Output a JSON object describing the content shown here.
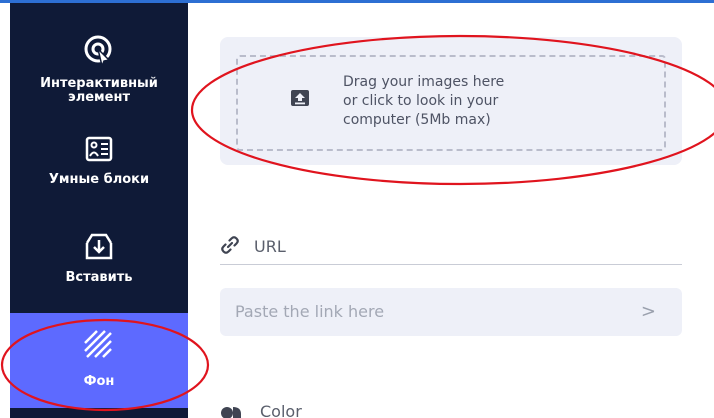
{
  "sidebar": {
    "items": [
      {
        "label_line1": "Интерактивный",
        "label_line2": "элемент",
        "icon": "interactive-element-icon"
      },
      {
        "label": "Умные блоки",
        "icon": "smart-blocks-icon"
      },
      {
        "label": "Вставить",
        "icon": "insert-icon"
      },
      {
        "label": "Фон",
        "icon": "background-icon",
        "active": true
      }
    ]
  },
  "upload": {
    "line1": "Drag your images here",
    "line2": "or click to look in your",
    "line3": "computer (5Mb max)",
    "icon": "upload-icon"
  },
  "url": {
    "label": "URL",
    "icon": "link-icon",
    "placeholder": "Paste the link here",
    "submit_glyph": ">"
  },
  "color": {
    "label": "Color",
    "icon": "color-icon"
  },
  "colors": {
    "sidebar_bg": "#0f1a37",
    "active_bg": "#5d6aff",
    "panel_bg": "#eef0f8",
    "annotation": "#e0141e",
    "top_border": "#2d6fd3"
  }
}
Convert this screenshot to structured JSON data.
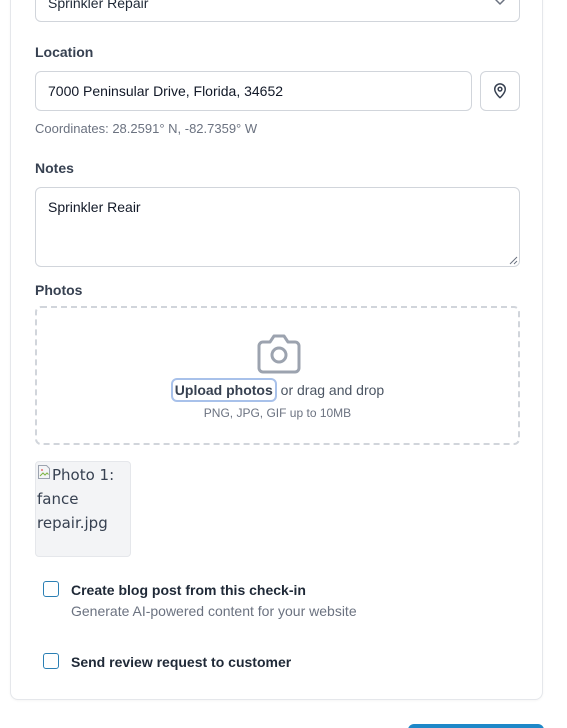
{
  "service_type": {
    "selected": "Sprinkler Repair"
  },
  "location": {
    "label": "Location",
    "value": "7000 Peninsular Drive, Florida, 34652",
    "coordinates": "Coordinates: 28.2591° N, -82.7359° W"
  },
  "notes": {
    "label": "Notes",
    "value": "Sprinkler Reair"
  },
  "photos": {
    "label": "Photos",
    "upload_label": "Upload photos",
    "drag_text": "or drag and drop",
    "hint": "PNG, JPG, GIF up to 10MB",
    "items": [
      {
        "alt": "Photo 1: fance repair.jpg"
      }
    ]
  },
  "options": {
    "blog_post": {
      "title": "Create blog post from this check-in",
      "subtitle": "Generate AI-powered content for your website",
      "checked": false
    },
    "review_request": {
      "title": "Send review request to customer",
      "checked": false
    }
  },
  "icons": {
    "chevron": "chevron-down-icon",
    "location": "map-pin-icon",
    "camera": "camera-icon",
    "broken_image": "broken-image-icon"
  },
  "colors": {
    "accent": "#1e88c8",
    "checkbox_border": "#2b7fb4",
    "focus_ring": "#a8c1ea",
    "border": "#d1d5db",
    "muted_text": "#6b7280"
  }
}
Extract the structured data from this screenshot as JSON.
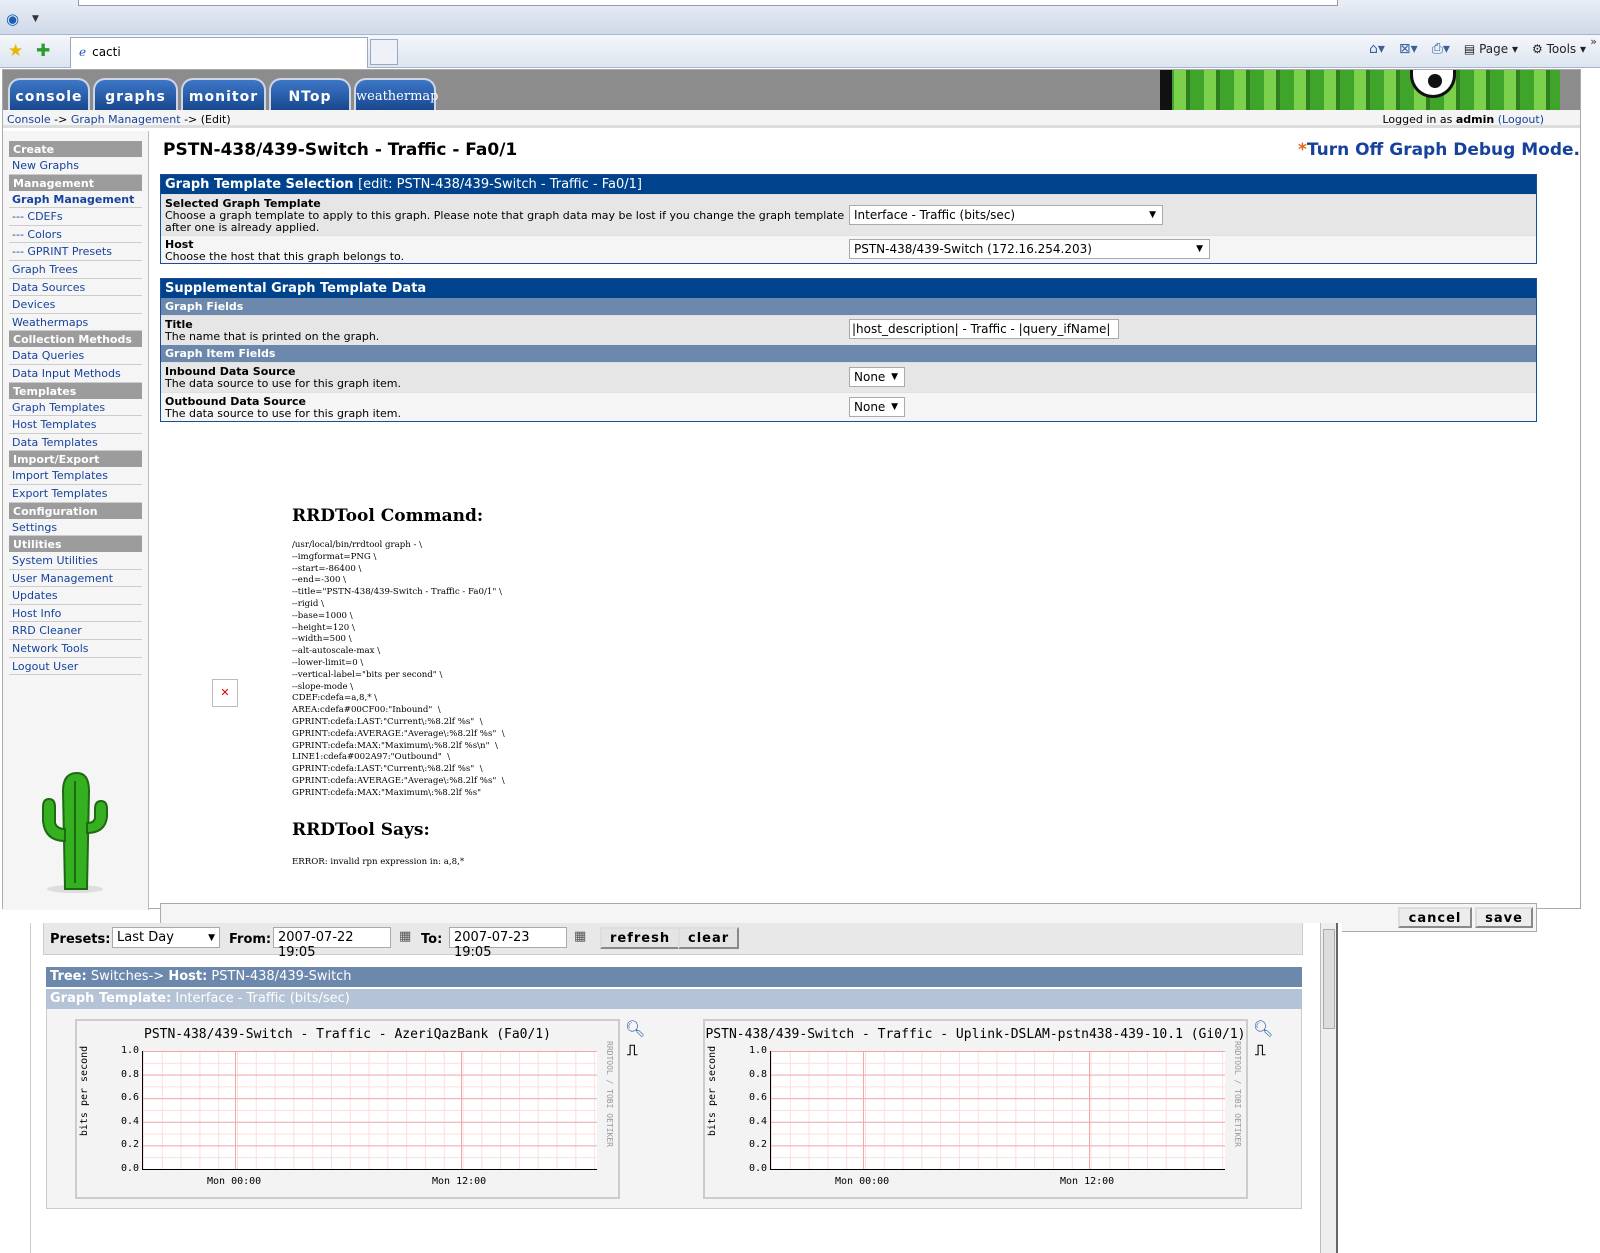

### Exercise goal
Print every entry above again without changing a word, and omit the pictures.

### Solution for this task
Output a JSON object describing the content shown here.
{
  "sidebar": {
    "items": [
      {
        "label_line1": "Интерактивный",
        "label_line2": "элемент",
        "icon": "interactive-element-icon"
      },
      {
        "label": "Умные блоки",
        "icon": "smart-blocks-icon"
      },
      {
        "label": "Вставить",
        "icon": "insert-icon"
      },
      {
        "label": "Фон",
        "icon": "background-icon",
        "active": true
      }
    ]
  },
  "upload": {
    "line1": "Drag your images here",
    "line2": "or click to look in your",
    "line3": "computer (5Mb max)",
    "icon": "upload-icon"
  },
  "url": {
    "label": "URL",
    "icon": "link-icon",
    "placeholder": "Paste the link here",
    "submit_glyph": ">"
  },
  "color": {
    "label": "Color",
    "icon": "color-icon"
  },
  "colors": {
    "sidebar_bg": "#0f1a37",
    "active_bg": "#5d6aff",
    "panel_bg": "#eef0f8",
    "annotation": "#e0141e",
    "top_border": "#2d6fd3"
  }
}
Convert this screenshot to structured JSON data.
{
  "service_type": {
    "selected": "Sprinkler Repair"
  },
  "location": {
    "label": "Location",
    "value": "7000 Peninsular Drive, Florida, 34652",
    "coordinates": "Coordinates: 28.2591° N, -82.7359° W"
  },
  "notes": {
    "label": "Notes",
    "value": "Sprinkler Reair"
  },
  "photos": {
    "label": "Photos",
    "upload_label": "Upload photos",
    "drag_text": "or drag and drop",
    "hint": "PNG, JPG, GIF up to 10MB",
    "items": [
      {
        "alt": "Photo 1: fance repair.jpg"
      }
    ]
  },
  "options": {
    "blog_post": {
      "title": "Create blog post from this check-in",
      "subtitle": "Generate AI-powered content for your website",
      "checked": false
    },
    "review_request": {
      "title": "Send review request to customer",
      "checked": false
    }
  },
  "icons": {
    "chevron": "chevron-down-icon",
    "location": "map-pin-icon",
    "camera": "camera-icon",
    "broken_image": "broken-image-icon"
  },
  "colors": {
    "accent": "#1e88c8",
    "checkbox_border": "#2b7fb4",
    "focus_ring": "#a8c1ea",
    "border": "#d1d5db",
    "muted_text": "#6b7280"
  }
}
Extract the structured data from this screenshot as JSON.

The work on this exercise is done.